DATA SECTION
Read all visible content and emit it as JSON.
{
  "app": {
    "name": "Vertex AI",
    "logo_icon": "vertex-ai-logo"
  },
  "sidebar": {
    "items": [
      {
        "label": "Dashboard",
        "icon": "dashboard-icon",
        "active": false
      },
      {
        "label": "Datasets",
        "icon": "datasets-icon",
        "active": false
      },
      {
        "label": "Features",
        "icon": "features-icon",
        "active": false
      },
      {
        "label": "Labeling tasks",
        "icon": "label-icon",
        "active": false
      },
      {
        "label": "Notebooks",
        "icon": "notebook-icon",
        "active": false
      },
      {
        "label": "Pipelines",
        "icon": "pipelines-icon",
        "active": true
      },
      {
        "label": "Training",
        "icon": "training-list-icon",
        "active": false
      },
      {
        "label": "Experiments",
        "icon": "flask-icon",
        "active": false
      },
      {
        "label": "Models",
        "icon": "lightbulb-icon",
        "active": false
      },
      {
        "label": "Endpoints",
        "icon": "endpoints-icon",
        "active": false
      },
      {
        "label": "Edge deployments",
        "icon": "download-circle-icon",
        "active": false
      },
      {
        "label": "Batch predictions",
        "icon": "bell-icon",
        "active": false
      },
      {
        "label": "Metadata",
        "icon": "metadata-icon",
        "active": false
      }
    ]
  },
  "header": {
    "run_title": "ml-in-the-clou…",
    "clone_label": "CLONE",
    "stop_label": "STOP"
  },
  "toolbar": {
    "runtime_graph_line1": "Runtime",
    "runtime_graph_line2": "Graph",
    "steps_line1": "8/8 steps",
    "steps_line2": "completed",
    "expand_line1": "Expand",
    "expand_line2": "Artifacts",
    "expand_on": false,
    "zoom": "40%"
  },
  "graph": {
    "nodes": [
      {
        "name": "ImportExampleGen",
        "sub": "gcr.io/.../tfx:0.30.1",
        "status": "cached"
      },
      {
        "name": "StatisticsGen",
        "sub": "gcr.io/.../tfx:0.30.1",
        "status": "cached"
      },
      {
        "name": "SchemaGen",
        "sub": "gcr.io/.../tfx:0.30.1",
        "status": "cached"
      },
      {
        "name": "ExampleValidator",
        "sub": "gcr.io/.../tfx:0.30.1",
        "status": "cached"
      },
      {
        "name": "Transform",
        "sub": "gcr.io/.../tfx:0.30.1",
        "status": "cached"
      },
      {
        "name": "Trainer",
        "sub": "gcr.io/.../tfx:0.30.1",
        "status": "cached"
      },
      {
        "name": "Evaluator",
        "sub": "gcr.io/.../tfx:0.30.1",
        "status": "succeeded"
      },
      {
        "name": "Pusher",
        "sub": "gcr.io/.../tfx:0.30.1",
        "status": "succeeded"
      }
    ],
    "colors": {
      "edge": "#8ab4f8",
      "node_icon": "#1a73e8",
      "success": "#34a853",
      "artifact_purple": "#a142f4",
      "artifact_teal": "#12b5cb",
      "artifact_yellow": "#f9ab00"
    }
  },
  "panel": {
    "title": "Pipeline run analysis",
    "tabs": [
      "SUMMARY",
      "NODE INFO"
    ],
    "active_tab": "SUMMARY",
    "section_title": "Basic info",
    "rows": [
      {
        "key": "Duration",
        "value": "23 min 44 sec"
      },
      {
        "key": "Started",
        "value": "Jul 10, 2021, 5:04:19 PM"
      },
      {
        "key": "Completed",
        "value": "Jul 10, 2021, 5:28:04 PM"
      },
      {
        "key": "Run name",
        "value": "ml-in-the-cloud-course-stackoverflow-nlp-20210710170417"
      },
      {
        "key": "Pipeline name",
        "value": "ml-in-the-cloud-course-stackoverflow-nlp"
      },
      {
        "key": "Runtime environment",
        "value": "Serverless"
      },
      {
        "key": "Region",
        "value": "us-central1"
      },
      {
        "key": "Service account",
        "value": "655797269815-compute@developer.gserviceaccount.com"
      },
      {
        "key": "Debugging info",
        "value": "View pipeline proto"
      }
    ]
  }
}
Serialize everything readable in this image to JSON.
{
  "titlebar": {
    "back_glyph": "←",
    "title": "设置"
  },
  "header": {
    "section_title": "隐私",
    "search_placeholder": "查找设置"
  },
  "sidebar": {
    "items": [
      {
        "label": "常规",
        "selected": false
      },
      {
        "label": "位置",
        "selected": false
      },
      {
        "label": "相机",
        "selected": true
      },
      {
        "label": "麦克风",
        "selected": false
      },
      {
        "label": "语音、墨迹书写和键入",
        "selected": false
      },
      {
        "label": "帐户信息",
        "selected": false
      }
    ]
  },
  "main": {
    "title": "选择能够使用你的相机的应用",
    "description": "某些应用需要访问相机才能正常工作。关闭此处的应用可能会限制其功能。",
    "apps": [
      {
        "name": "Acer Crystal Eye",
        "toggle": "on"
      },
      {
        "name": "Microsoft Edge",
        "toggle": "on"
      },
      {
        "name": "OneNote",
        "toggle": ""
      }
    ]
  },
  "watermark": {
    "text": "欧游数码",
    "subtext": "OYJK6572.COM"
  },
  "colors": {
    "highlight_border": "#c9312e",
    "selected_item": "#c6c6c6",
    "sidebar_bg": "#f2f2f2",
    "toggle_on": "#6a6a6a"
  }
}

TO BE DONE
Quote the material exactly, leaving nothing out.

FINISHED EXERCISE
Read all visible content and emit it as JSON.
{
  "app": {
    "name": "Vertex AI",
    "logo_icon": "vertex-ai-logo"
  },
  "sidebar": {
    "items": [
      {
        "label": "Dashboard",
        "icon": "dashboard-icon",
        "active": false
      },
      {
        "label": "Datasets",
        "icon": "datasets-icon",
        "active": false
      },
      {
        "label": "Features",
        "icon": "features-icon",
        "active": false
      },
      {
        "label": "Labeling tasks",
        "icon": "label-icon",
        "active": false
      },
      {
        "label": "Notebooks",
        "icon": "notebook-icon",
        "active": false
      },
      {
        "label": "Pipelines",
        "icon": "pipelines-icon",
        "active": true
      },
      {
        "label": "Training",
        "icon": "training-list-icon",
        "active": false
      },
      {
        "label": "Experiments",
        "icon": "flask-icon",
        "active": false
      },
      {
        "label": "Models",
        "icon": "lightbulb-icon",
        "active": false
      },
      {
        "label": "Endpoints",
        "icon": "endpoints-icon",
        "active": false
      },
      {
        "label": "Edge deployments",
        "icon": "download-circle-icon",
        "active": false
      },
      {
        "label": "Batch predictions",
        "icon": "bell-icon",
        "active": false
      },
      {
        "label": "Metadata",
        "icon": "metadata-icon",
        "active": false
      }
    ]
  },
  "header": {
    "run_title": "ml-in-the-clou…",
    "clone_label": "CLONE",
    "stop_label": "STOP"
  },
  "toolbar": {
    "runtime_graph_line1": "Runtime",
    "runtime_graph_line2": "Graph",
    "steps_line1": "8/8 steps",
    "steps_line2": "completed",
    "expand_line1": "Expand",
    "expand_line2": "Artifacts",
    "expand_on": false,
    "zoom": "40%"
  },
  "graph": {
    "nodes": [
      {
        "name": "ImportExampleGen",
        "sub": "gcr.io/.../tfx:0.30.1",
        "status": "cached"
      },
      {
        "name": "StatisticsGen",
        "sub": "gcr.io/.../tfx:0.30.1",
        "status": "cached"
      },
      {
        "name": "SchemaGen",
        "sub": "gcr.io/.../tfx:0.30.1",
        "status": "cached"
      },
      {
        "name": "ExampleValidator",
        "sub": "gcr.io/.../tfx:0.30.1",
        "status": "cached"
      },
      {
        "name": "Transform",
        "sub": "gcr.io/.../tfx:0.30.1",
        "status": "cached"
      },
      {
        "name": "Trainer",
        "sub": "gcr.io/.../tfx:0.30.1",
        "status": "cached"
      },
      {
        "name": "Evaluator",
        "sub": "gcr.io/.../tfx:0.30.1",
        "status": "succeeded"
      },
      {
        "name": "Pusher",
        "sub": "gcr.io/.../tfx:0.30.1",
        "status": "succeeded"
      }
    ],
    "colors": {
      "edge": "#8ab4f8",
      "node_icon": "#1a73e8",
      "success": "#34a853",
      "artifact_purple": "#a142f4",
      "artifact_teal": "#12b5cb",
      "artifact_yellow": "#f9ab00"
    }
  },
  "panel": {
    "title": "Pipeline run analysis",
    "tabs": [
      "SUMMARY",
      "NODE INFO"
    ],
    "active_tab": "SUMMARY",
    "section_title": "Basic info",
    "rows": [
      {
        "key": "Duration",
        "value": "23 min 44 sec"
      },
      {
        "key": "Started",
        "value": "Jul 10, 2021, 5:04:19 PM"
      },
      {
        "key": "Completed",
        "value": "Jul 10, 2021, 5:28:04 PM"
      },
      {
        "key": "Run name",
        "value": "ml-in-the-cloud-course-stackoverflow-nlp-20210710170417"
      },
      {
        "key": "Pipeline name",
        "value": "ml-in-the-cloud-course-stackoverflow-nlp"
      },
      {
        "key": "Runtime environment",
        "value": "Serverless"
      },
      {
        "key": "Region",
        "value": "us-central1"
      },
      {
        "key": "Service account",
        "value": "655797269815-compute@developer.gserviceaccount.com"
      },
      {
        "key": "Debugging info",
        "value": "View pipeline proto"
      }
    ]
  }
}
Serialize everything readable in this image to JSON.
{
  "titlebar": {
    "back_glyph": "←",
    "title": "设置"
  },
  "header": {
    "section_title": "隐私",
    "search_placeholder": "查找设置"
  },
  "sidebar": {
    "items": [
      {
        "label": "常规",
        "selected": false
      },
      {
        "label": "位置",
        "selected": false
      },
      {
        "label": "相机",
        "selected": true
      },
      {
        "label": "麦克风",
        "selected": false
      },
      {
        "label": "语音、墨迹书写和键入",
        "selected": false
      },
      {
        "label": "帐户信息",
        "selected": false
      }
    ]
  },
  "main": {
    "title": "选择能够使用你的相机的应用",
    "description": "某些应用需要访问相机才能正常工作。关闭此处的应用可能会限制其功能。",
    "apps": [
      {
        "name": "Acer Crystal Eye",
        "toggle": "on"
      },
      {
        "name": "Microsoft Edge",
        "toggle": "on"
      },
      {
        "name": "OneNote",
        "toggle": ""
      }
    ]
  },
  "watermark": {
    "text": "欧游数码",
    "subtext": "OYJK6572.COM"
  },
  "colors": {
    "highlight_border": "#c9312e",
    "selected_item": "#c6c6c6",
    "sidebar_bg": "#f2f2f2",
    "toggle_on": "#6a6a6a"
  }
}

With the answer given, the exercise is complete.